■ Stated problem: Repeat the data that follows, word for word, without the images.

--- Begin Dataset entries ---

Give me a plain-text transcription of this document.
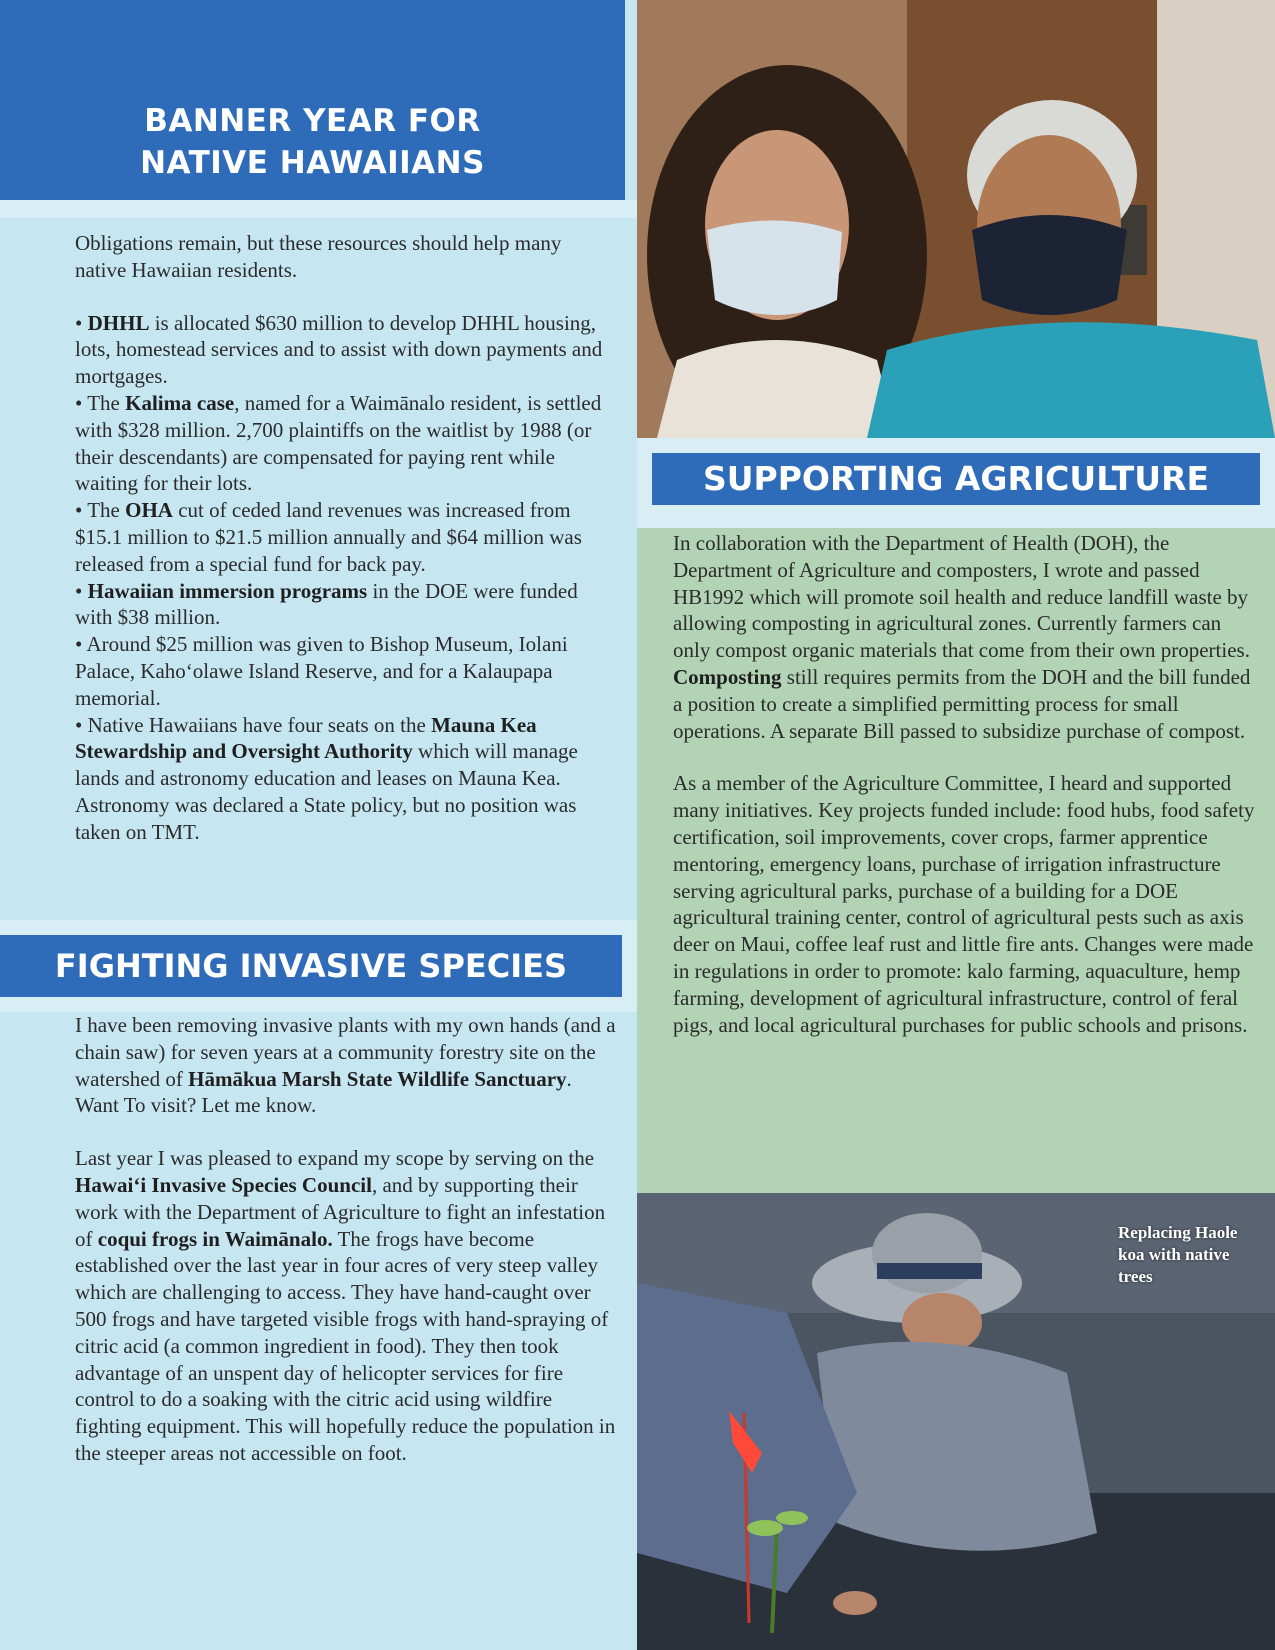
BANNER YEAR FOR
NATIVE HAWAIIANS

Obligations remain, but these resources should help many native Hawaiian residents.

• DHHL is allocated $630 million to develop DHHL housing, lots, homestead services and to assist with down payments and mortgages.

• The Kalima case, named for a Waimānalo resident, is settled with $328 million. 2,700 plaintiffs on the waitlist by 1988 (or their descendants) are compensated for paying rent while waiting for their lots.

• The OHA cut of ceded land revenues was increased from $15.1 million to $21.5 million annually and $64 million was released from a special fund for back pay.

• Hawaiian immersion programs in the DOE were funded with $38 million.

• Around $25 million was given to Bishop Museum, Iolani Palace, Kahoʻolawe Island Reserve, and for a Kalaupapa memorial.

• Native Hawaiians have four seats on the Mauna Kea Stewardship and Oversight Authority which will manage lands and astronomy education and leases on Mauna Kea. Astronomy was declared a State policy, but no position was taken on TMT.

FIGHTING INVASIVE SPECIES

I have been removing invasive plants with my own hands (and a chain saw) for seven years at a community forestry site on the watershed of Hāmākua Marsh State Wildlife Sanctuary. Want To visit? Let me know.

Last year I was pleased to expand my scope by serving on the Hawaiʻi Invasive Species Council, and by supporting their work with the Department of Agriculture to fight an infestation of coqui frogs in Waimānalo. The frogs have become established over the last year in four acres of very steep valley which are challenging to access. They have hand-caught over 500 frogs and have targeted visible frogs with hand-spraying of citric acid (a common ingredient in food). They then took advantage of an unspent day of helicopter services for fire control to do a soaking with the citric acid using wildfire fighting equipment. This will hopefully reduce the population in the steeper areas not accessible on foot.

SUPPORTING AGRICULTURE

In collaboration with the Department of Health (DOH), the Department of Agriculture and composters, I wrote and passed HB1992 which will promote soil health and reduce landfill waste by allowing composting in agricultural zones. Currently farmers can only compost organic materials that come from their own properties. Composting still requires permits from the DOH and the bill funded a position to create a simplified permitting process for small operations. A separate Bill passed to subsidize purchase of compost.

As a member of the Agriculture Committee, I heard and supported many initiatives. Key projects funded include: food hubs, food safety certification, soil improvements, cover crops, farmer apprentice mentoring, emergency loans, purchase of irrigation infrastructure serving agricultural parks, purchase of a building for a DOE agricultural training center, control of agricultural pests such as axis deer on Maui, coffee leaf rust and little fire ants. Changes were made in regulations in order to promote: kalo farming, aquaculture, hemp farming, development of agricultural infrastructure, control of feral pigs, and local agricultural purchases for public schools and prisons.

Replacing Haole koa with native trees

--- End Dataset entries ---

■ Exercise response:
Give me a plain-text transcription of this document.
BANNER YEAR FOR
NATIVE HAWAIIANS

Obligations remain, but these resources should help many native Hawaiian residents.

• DHHL is allocated $630 million to develop DHHL housing, lots, homestead services and to assist with down payments and mortgages.

• The Kalima case, named for a Waimānalo resident, is settled with $328 million. 2,700 plaintiffs on the waitlist by 1988 (or their descendants) are compensated for paying rent while waiting for their lots.

• The OHA cut of ceded land revenues was increased from $15.1 million to $21.5 million annually and $64 million was released from a special fund for back pay.

• Hawaiian immersion programs in the DOE were funded with $38 million.

• Around $25 million was given to Bishop Museum, Iolani Palace, Kahoʻolawe Island Reserve, and for a Kalaupapa memorial.

• Native Hawaiians have four seats on the Mauna Kea Stewardship and Oversight Authority which will manage lands and astronomy education and leases on Mauna Kea. Astronomy was declared a State policy, but no position was taken on TMT.

FIGHTING INVASIVE SPECIES

I have been removing invasive plants with my own hands (and a chain saw) for seven years at a community forestry site on the watershed of Hāmākua Marsh State Wildlife Sanctuary. Want To visit? Let me know.

Last year I was pleased to expand my scope by serving on the Hawaiʻi Invasive Species Council, and by supporting their work with the Department of Agriculture to fight an infestation of coqui frogs in Waimānalo. The frogs have become established over the last year in four acres of very steep valley which are challenging to access. They have hand-caught over 500 frogs and have targeted visible frogs with hand-spraying of citric acid (a common ingredient in food). They then took advantage of an unspent day of helicopter services for fire control to do a soaking with the citric acid using wildfire fighting equipment. This will hopefully reduce the population in the steeper areas not accessible on foot.

SUPPORTING AGRICULTURE

In collaboration with the Department of Health (DOH), the Department of Agriculture and composters, I wrote and passed HB1992 which will promote soil health and reduce landfill waste by allowing composting in agricultural zones. Currently farmers can only compost organic materials that come from their own properties. Composting still requires permits from the DOH and the bill funded a position to create a simplified permitting process for small operations. A separate Bill passed to subsidize purchase of compost.

As a member of the Agriculture Committee, I heard and supported many initiatives. Key projects funded include: food hubs, food safety certification, soil improvements, cover crops, farmer apprentice mentoring, emergency loans, purchase of irrigation infrastructure serving agricultural parks, purchase of a building for a DOE agricultural training center, control of agricultural pests such as axis deer on Maui, coffee leaf rust and little fire ants. Changes were made in regulations in order to promote: kalo farming, aquaculture, hemp farming, development of agricultural infrastructure, control of feral pigs, and local agricultural purchases for public schools and prisons.

Replacing Haole koa with native trees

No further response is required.